Would you transcribe all of the data exactly, down to the last character?

§ MATERIAL SHOWN:
====
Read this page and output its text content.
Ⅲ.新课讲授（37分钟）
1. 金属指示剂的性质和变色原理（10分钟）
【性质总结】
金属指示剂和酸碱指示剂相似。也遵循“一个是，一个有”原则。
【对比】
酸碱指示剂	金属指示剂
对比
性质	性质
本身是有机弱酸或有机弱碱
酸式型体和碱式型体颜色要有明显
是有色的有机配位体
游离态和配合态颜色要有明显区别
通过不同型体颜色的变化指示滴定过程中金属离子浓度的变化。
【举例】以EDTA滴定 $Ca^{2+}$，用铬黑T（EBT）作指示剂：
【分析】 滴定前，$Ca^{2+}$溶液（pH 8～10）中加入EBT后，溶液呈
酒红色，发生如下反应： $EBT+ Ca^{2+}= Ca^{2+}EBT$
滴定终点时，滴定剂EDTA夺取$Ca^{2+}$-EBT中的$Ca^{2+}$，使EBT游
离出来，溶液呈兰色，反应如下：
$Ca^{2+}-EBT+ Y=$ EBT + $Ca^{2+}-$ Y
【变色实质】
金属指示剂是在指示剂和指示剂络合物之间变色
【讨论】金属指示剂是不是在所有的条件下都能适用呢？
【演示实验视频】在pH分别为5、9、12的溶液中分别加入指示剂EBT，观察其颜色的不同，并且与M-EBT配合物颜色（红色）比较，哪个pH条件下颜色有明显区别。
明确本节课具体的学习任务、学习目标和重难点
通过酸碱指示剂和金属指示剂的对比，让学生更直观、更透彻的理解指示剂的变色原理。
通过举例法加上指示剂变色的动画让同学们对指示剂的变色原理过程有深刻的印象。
====
§ THE COMPLETED TASK:
Read this page and output its text content.
Ⅲ.新课讲授（37分钟）
1. 金属指示剂的性质和变色原理（10分钟）
【性质总结】
金属指示剂和酸碱指示剂相似。也遵循“一个是，一个有”原则。
【对比】
酸碱指示剂	金属指示剂
对比
性质	性质
本身是有机弱酸或有机弱碱
酸式型体和碱式型体颜色要有明显
是有色的有机配位体
游离态和配合态颜色要有明显区别
通过不同型体颜色的变化指示滴定过程中金属离子浓度的变化。
【举例】以EDTA滴定 $Ca^{2+}$，用铬黑T（EBT）作指示剂：
【分析】 滴定前，$Ca^{2+}$溶液（pH 8～10）中加入EBT后，溶液呈
酒红色，发生如下反应： $EBT+ Ca^{2+}= Ca^{2+}EBT$
滴定终点时，滴定剂EDTA夺取$Ca^{2+}$-EBT中的$Ca^{2+}$，使EBT游
离出来，溶液呈兰色，反应如下：
$Ca^{2+}-EBT+ Y=$ EBT + $Ca^{2+}-$ Y
【变色实质】
金属指示剂是在指示剂和指示剂络合物之间变色
【讨论】金属指示剂是不是在所有的条件下都能适用呢？
【演示实验视频】在pH分别为5、9、12的溶液中分别加入指示剂EBT，观察其颜色的不同，并且与M-EBT配合物颜色（红色）比较，哪个pH条件下颜色有明显区别。
明确本节课具体的学习任务、学习目标和重难点
通过酸碱指示剂和金属指示剂的对比，让学生更直观、更透彻的理解指示剂的变色原理。
通过举例法加上指示剂变色的动画让同学们对指示剂的变色原理过程有深刻的印象。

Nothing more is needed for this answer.